## BEGIN Input data

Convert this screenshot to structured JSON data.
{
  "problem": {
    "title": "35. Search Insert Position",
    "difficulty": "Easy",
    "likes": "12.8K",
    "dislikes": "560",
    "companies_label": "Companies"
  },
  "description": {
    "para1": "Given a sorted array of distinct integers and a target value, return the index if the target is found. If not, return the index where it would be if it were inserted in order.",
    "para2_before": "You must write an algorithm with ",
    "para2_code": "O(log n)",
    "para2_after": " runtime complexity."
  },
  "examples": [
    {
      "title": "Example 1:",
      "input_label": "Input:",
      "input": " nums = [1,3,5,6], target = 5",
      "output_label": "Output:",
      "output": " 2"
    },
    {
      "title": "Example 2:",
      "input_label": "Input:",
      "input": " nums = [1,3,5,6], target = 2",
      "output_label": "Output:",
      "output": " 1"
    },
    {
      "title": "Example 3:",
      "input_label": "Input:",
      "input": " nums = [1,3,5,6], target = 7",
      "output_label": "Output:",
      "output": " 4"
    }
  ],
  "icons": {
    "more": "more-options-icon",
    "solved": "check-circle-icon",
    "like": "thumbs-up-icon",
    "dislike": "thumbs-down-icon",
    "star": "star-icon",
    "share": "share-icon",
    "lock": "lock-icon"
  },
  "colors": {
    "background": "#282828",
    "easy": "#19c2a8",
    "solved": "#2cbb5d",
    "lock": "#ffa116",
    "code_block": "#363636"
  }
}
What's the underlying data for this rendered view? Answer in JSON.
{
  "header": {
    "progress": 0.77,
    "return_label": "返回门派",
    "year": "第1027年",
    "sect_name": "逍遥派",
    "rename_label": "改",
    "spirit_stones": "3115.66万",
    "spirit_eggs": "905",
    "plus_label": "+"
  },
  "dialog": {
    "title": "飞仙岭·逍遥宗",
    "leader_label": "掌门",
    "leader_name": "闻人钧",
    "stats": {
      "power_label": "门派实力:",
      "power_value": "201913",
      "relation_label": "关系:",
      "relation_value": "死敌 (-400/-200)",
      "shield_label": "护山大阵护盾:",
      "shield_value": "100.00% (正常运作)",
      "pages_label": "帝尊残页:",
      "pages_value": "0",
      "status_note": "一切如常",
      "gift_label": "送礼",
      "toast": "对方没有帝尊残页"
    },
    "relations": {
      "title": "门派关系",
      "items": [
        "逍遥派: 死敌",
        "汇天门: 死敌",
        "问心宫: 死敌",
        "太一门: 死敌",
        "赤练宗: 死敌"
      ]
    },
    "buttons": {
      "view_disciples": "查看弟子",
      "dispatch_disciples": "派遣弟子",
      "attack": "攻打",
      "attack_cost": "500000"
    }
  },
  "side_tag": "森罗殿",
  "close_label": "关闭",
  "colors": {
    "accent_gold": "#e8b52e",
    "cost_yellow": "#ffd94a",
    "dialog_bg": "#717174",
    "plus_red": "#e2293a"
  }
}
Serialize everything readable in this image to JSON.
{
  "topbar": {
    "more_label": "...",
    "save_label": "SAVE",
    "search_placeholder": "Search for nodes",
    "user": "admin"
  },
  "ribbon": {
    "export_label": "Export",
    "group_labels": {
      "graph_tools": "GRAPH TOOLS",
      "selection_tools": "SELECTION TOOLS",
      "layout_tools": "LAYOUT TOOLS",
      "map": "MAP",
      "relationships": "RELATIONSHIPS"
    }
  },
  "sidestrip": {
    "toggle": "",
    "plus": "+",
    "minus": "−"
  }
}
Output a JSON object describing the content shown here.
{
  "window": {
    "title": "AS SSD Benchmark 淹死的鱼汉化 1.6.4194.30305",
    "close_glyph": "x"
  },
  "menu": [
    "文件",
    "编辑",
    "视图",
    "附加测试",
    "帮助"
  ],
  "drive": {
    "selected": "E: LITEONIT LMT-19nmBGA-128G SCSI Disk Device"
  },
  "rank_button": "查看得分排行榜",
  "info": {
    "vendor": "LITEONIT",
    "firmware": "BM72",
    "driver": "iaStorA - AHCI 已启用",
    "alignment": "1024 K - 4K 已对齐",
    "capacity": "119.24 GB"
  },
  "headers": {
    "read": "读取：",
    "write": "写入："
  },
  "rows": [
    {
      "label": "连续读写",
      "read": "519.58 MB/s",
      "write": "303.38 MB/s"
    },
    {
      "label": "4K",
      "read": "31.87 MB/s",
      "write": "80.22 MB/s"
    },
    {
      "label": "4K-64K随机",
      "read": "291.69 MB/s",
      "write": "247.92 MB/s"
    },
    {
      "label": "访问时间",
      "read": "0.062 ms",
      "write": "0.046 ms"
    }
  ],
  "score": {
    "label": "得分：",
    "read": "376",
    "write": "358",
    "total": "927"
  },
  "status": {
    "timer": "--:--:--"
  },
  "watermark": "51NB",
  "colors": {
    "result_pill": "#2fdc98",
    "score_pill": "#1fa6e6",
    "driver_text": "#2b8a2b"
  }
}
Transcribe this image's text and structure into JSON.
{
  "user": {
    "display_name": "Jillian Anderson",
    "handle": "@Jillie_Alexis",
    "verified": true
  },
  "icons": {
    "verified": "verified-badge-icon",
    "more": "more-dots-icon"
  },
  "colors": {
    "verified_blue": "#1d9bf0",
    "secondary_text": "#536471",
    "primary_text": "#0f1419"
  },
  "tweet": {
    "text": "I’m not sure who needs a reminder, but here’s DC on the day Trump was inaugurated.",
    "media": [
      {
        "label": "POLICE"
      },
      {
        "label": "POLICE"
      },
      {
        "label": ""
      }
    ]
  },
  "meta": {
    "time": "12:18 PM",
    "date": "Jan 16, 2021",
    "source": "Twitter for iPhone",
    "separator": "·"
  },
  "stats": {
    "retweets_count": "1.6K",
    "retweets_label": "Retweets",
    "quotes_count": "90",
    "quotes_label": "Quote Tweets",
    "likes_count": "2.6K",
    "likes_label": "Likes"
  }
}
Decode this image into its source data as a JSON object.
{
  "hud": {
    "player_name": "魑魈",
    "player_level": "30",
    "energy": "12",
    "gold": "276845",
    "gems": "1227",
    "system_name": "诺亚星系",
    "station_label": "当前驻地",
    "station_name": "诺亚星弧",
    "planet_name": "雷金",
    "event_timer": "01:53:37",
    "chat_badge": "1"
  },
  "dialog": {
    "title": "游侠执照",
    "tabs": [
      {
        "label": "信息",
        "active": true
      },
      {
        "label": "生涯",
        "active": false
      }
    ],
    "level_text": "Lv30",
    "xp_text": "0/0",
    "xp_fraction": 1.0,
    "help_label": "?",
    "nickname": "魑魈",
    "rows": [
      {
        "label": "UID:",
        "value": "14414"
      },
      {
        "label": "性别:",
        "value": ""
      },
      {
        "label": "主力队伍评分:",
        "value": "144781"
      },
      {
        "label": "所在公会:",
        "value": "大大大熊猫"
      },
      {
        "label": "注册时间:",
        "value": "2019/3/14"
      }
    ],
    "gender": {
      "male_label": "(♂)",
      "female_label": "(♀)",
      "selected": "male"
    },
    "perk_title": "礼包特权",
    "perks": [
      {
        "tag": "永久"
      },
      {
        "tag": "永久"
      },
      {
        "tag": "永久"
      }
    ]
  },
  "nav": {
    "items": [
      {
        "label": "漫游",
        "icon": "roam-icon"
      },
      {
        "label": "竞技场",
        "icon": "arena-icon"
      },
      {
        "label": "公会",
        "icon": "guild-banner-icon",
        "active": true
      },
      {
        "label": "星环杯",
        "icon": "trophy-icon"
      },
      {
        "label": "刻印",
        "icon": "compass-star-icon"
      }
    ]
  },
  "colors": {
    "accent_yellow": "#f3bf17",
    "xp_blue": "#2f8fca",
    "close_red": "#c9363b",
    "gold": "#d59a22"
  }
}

## END Input data

# Problem to solve:
Reproduce each entry from the records above, character for character.

# Finished answer:
Convert this screenshot to structured JSON data.
{
  "problem": {
    "title": "35. Search Insert Position",
    "difficulty": "Easy",
    "likes": "12.8K",
    "dislikes": "560",
    "companies_label": "Companies"
  },
  "description": {
    "para1": "Given a sorted array of distinct integers and a target value, return the index if the target is found. If not, return the index where it would be if it were inserted in order.",
    "para2_before": "You must write an algorithm with ",
    "para2_code": "O(log n)",
    "para2_after": " runtime complexity."
  },
  "examples": [
    {
      "title": "Example 1:",
      "input_label": "Input:",
      "input": " nums = [1,3,5,6], target = 5",
      "output_label": "Output:",
      "output": " 2"
    },
    {
      "title": "Example 2:",
      "input_label": "Input:",
      "input": " nums = [1,3,5,6], target = 2",
      "output_label": "Output:",
      "output": " 1"
    },
    {
      "title": "Example 3:",
      "input_label": "Input:",
      "input": " nums = [1,3,5,6], target = 7",
      "output_label": "Output:",
      "output": " 4"
    }
  ],
  "icons": {
    "more": "more-options-icon",
    "solved": "check-circle-icon",
    "like": "thumbs-up-icon",
    "dislike": "thumbs-down-icon",
    "star": "star-icon",
    "share": "share-icon",
    "lock": "lock-icon"
  },
  "colors": {
    "background": "#282828",
    "easy": "#19c2a8",
    "solved": "#2cbb5d",
    "lock": "#ffa116",
    "code_block": "#363636"
  }
}
What's the underlying data for this rendered view? Answer in JSON.
{
  "header": {
    "progress": 0.77,
    "return_label": "返回门派",
    "year": "第1027年",
    "sect_name": "逍遥派",
    "rename_label": "改",
    "spirit_stones": "3115.66万",
    "spirit_eggs": "905",
    "plus_label": "+"
  },
  "dialog": {
    "title": "飞仙岭·逍遥宗",
    "leader_label": "掌门",
    "leader_name": "闻人钧",
    "stats": {
      "power_label": "门派实力:",
      "power_value": "201913",
      "relation_label": "关系:",
      "relation_value": "死敌 (-400/-200)",
      "shield_label": "护山大阵护盾:",
      "shield_value": "100.00% (正常运作)",
      "pages_label": "帝尊残页:",
      "pages_value": "0",
      "status_note": "一切如常",
      "gift_label": "送礼",
      "toast": "对方没有帝尊残页"
    },
    "relations": {
      "title": "门派关系",
      "items": [
        "逍遥派: 死敌",
        "汇天门: 死敌",
        "问心宫: 死敌",
        "太一门: 死敌",
        "赤练宗: 死敌"
      ]
    },
    "buttons": {
      "view_disciples": "查看弟子",
      "dispatch_disciples": "派遣弟子",
      "attack": "攻打",
      "attack_cost": "500000"
    }
  },
  "side_tag": "森罗殿",
  "close_label": "关闭",
  "colors": {
    "accent_gold": "#e8b52e",
    "cost_yellow": "#ffd94a",
    "dialog_bg": "#717174",
    "plus_red": "#e2293a"
  }
}
Serialize everything readable in this image to JSON.
{
  "topbar": {
    "more_label": "...",
    "save_label": "SAVE",
    "search_placeholder": "Search for nodes",
    "user": "admin"
  },
  "ribbon": {
    "export_label": "Export",
    "group_labels": {
      "graph_tools": "GRAPH TOOLS",
      "selection_tools": "SELECTION TOOLS",
      "layout_tools": "LAYOUT TOOLS",
      "map": "MAP",
      "relationships": "RELATIONSHIPS"
    }
  },
  "sidestrip": {
    "toggle": "",
    "plus": "+",
    "minus": "−"
  }
}
Output a JSON object describing the content shown here.
{
  "window": {
    "title": "AS SSD Benchmark 淹死的鱼汉化 1.6.4194.30305",
    "close_glyph": "x"
  },
  "menu": [
    "文件",
    "编辑",
    "视图",
    "附加测试",
    "帮助"
  ],
  "drive": {
    "selected": "E: LITEONIT LMT-19nmBGA-128G SCSI Disk Device"
  },
  "rank_button": "查看得分排行榜",
  "info": {
    "vendor": "LITEONIT",
    "firmware": "BM72",
    "driver": "iaStorA - AHCI 已启用",
    "alignment": "1024 K - 4K 已对齐",
    "capacity": "119.24 GB"
  },
  "headers": {
    "read": "读取：",
    "write": "写入："
  },
  "rows": [
    {
      "label": "连续读写",
      "read": "519.58 MB/s",
      "write": "303.38 MB/s"
    },
    {
      "label": "4K",
      "read": "31.87 MB/s",
      "write": "80.22 MB/s"
    },
    {
      "label": "4K-64K随机",
      "read": "291.69 MB/s",
      "write": "247.92 MB/s"
    },
    {
      "label": "访问时间",
      "read": "0.062 ms",
      "write": "0.046 ms"
    }
  ],
  "score": {
    "label": "得分：",
    "read": "376",
    "write": "358",
    "total": "927"
  },
  "status": {
    "timer": "--:--:--"
  },
  "watermark": "51NB",
  "colors": {
    "result_pill": "#2fdc98",
    "score_pill": "#1fa6e6",
    "driver_text": "#2b8a2b"
  }
}
Transcribe this image's text and structure into JSON.
{
  "user": {
    "display_name": "Jillian Anderson",
    "handle": "@Jillie_Alexis",
    "verified": true
  },
  "icons": {
    "verified": "verified-badge-icon",
    "more": "more-dots-icon"
  },
  "colors": {
    "verified_blue": "#1d9bf0",
    "secondary_text": "#536471",
    "primary_text": "#0f1419"
  },
  "tweet": {
    "text": "I’m not sure who needs a reminder, but here’s DC on the day Trump was inaugurated.",
    "media": [
      {
        "label": "POLICE"
      },
      {
        "label": "POLICE"
      },
      {
        "label": ""
      }
    ]
  },
  "meta": {
    "time": "12:18 PM",
    "date": "Jan 16, 2021",
    "source": "Twitter for iPhone",
    "separator": "·"
  },
  "stats": {
    "retweets_count": "1.6K",
    "retweets_label": "Retweets",
    "quotes_count": "90",
    "quotes_label": "Quote Tweets",
    "likes_count": "2.6K",
    "likes_label": "Likes"
  }
}
Decode this image into its source data as a JSON object.
{
  "hud": {
    "player_name": "魑魈",
    "player_level": "30",
    "energy": "12",
    "gold": "276845",
    "gems": "1227",
    "system_name": "诺亚星系",
    "station_label": "当前驻地",
    "station_name": "诺亚星弧",
    "planet_name": "雷金",
    "event_timer": "01:53:37",
    "chat_badge": "1"
  },
  "dialog": {
    "title": "游侠执照",
    "tabs": [
      {
        "label": "信息",
        "active": true
      },
      {
        "label": "生涯",
        "active": false
      }
    ],
    "level_text": "Lv30",
    "xp_text": "0/0",
    "xp_fraction": 1.0,
    "help_label": "?",
    "nickname": "魑魈",
    "rows": [
      {
        "label": "UID:",
        "value": "14414"
      },
      {
        "label": "性别:",
        "value": ""
      },
      {
        "label": "主力队伍评分:",
        "value": "144781"
      },
      {
        "label": "所在公会:",
        "value": "大大大熊猫"
      },
      {
        "label": "注册时间:",
        "value": "2019/3/14"
      }
    ],
    "gender": {
      "male_label": "(♂)",
      "female_label": "(♀)",
      "selected": "male"
    },
    "perk_title": "礼包特权",
    "perks": [
      {
        "tag": "永久"
      },
      {
        "tag": "永久"
      },
      {
        "tag": "永久"
      }
    ]
  },
  "nav": {
    "items": [
      {
        "label": "漫游",
        "icon": "roam-icon"
      },
      {
        "label": "竞技场",
        "icon": "arena-icon"
      },
      {
        "label": "公会",
        "icon": "guild-banner-icon",
        "active": true
      },
      {
        "label": "星环杯",
        "icon": "trophy-icon"
      },
      {
        "label": "刻印",
        "icon": "compass-star-icon"
      }
    ]
  },
  "colors": {
    "accent_yellow": "#f3bf17",
    "xp_blue": "#2f8fca",
    "close_red": "#c9363b",
    "gold": "#d59a22"
  }
}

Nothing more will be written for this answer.